> _Requirements_
Set the listing down again in full, word for word, with the pictures left out.

> _Data provided_
----------------

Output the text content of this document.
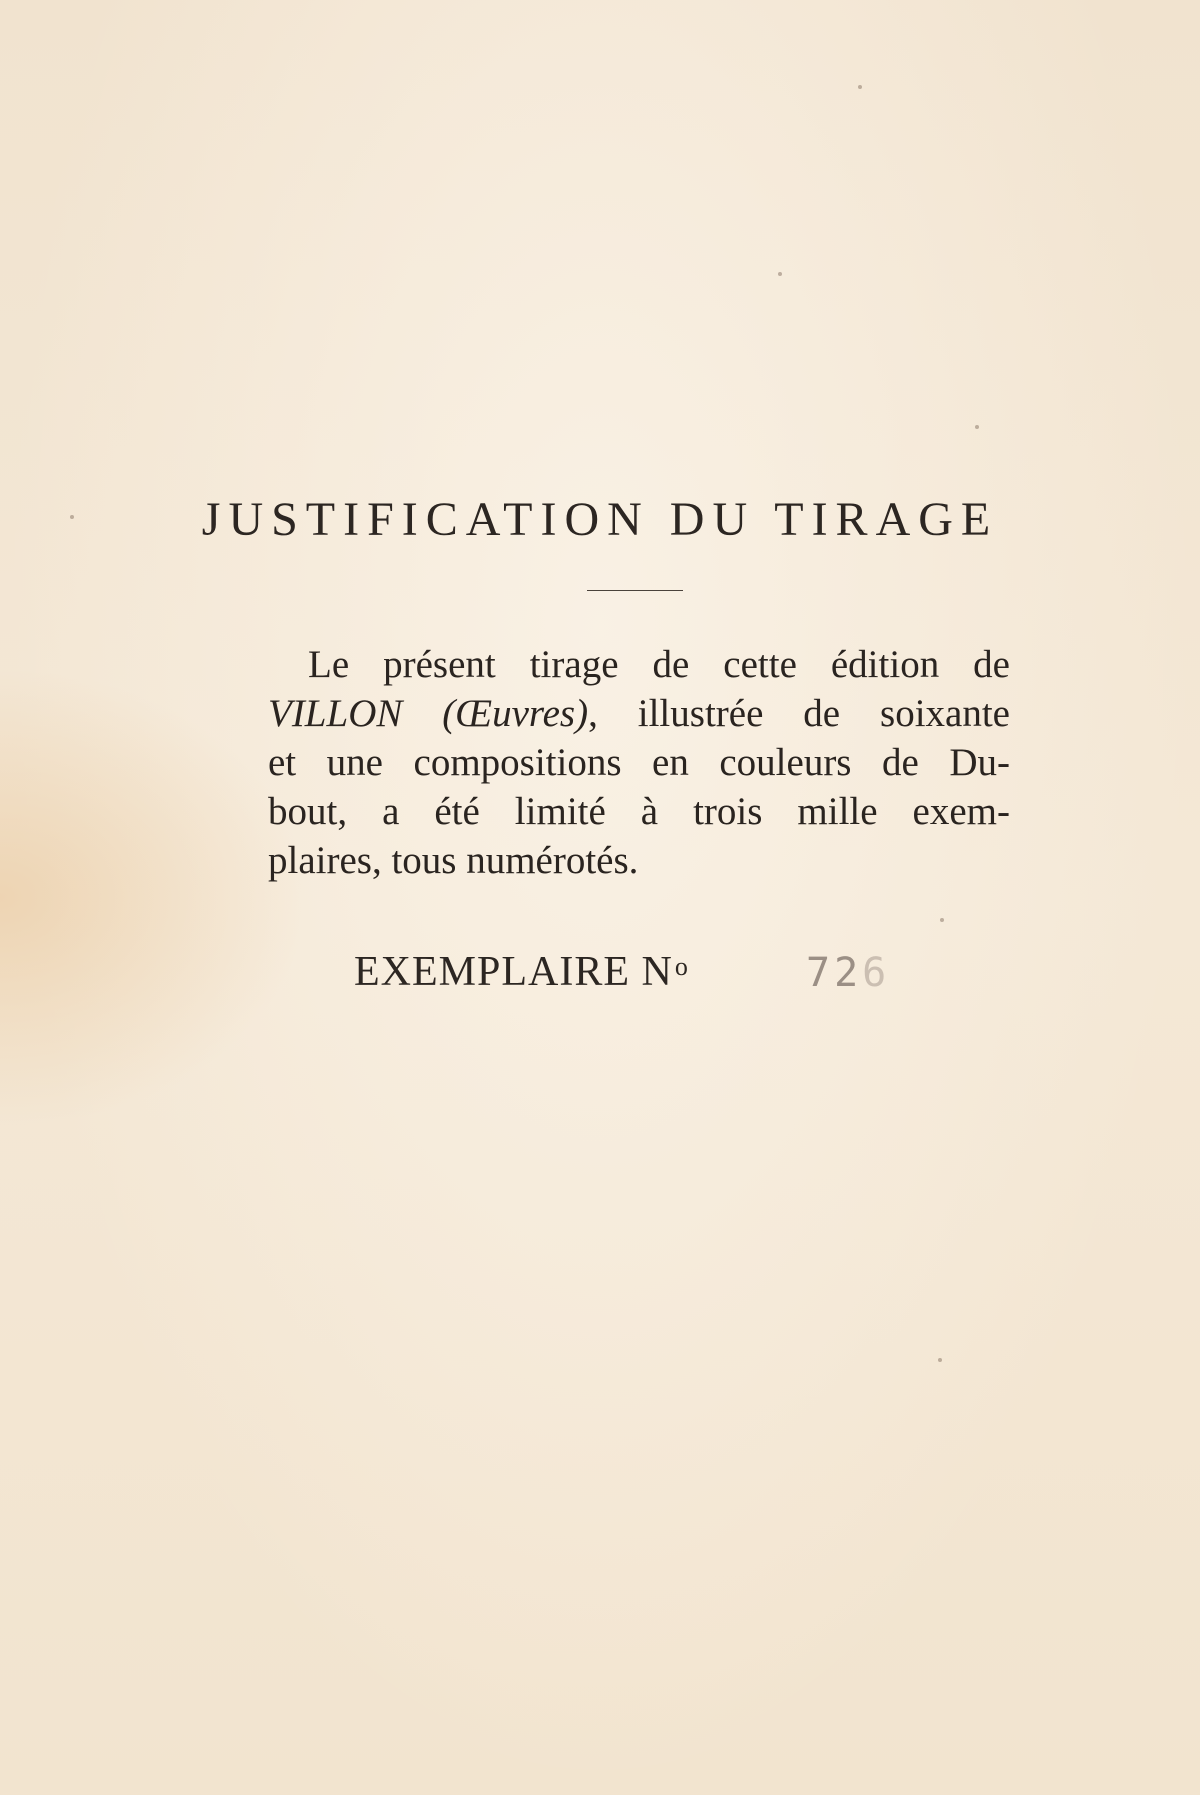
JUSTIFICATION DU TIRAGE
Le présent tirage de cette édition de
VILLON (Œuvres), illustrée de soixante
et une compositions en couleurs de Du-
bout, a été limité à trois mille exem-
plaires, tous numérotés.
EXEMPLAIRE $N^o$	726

----------------

> _Output for this task_
Output the text content of this document.
JUSTIFICATION DU TIRAGE
Le présent tirage de cette édition de
VILLON (Œuvres), illustrée de soixante
et une compositions en couleurs de Du-
bout, a été limité à trois mille exem-
plaires, tous numérotés.
EXEMPLAIRE $N^o$	726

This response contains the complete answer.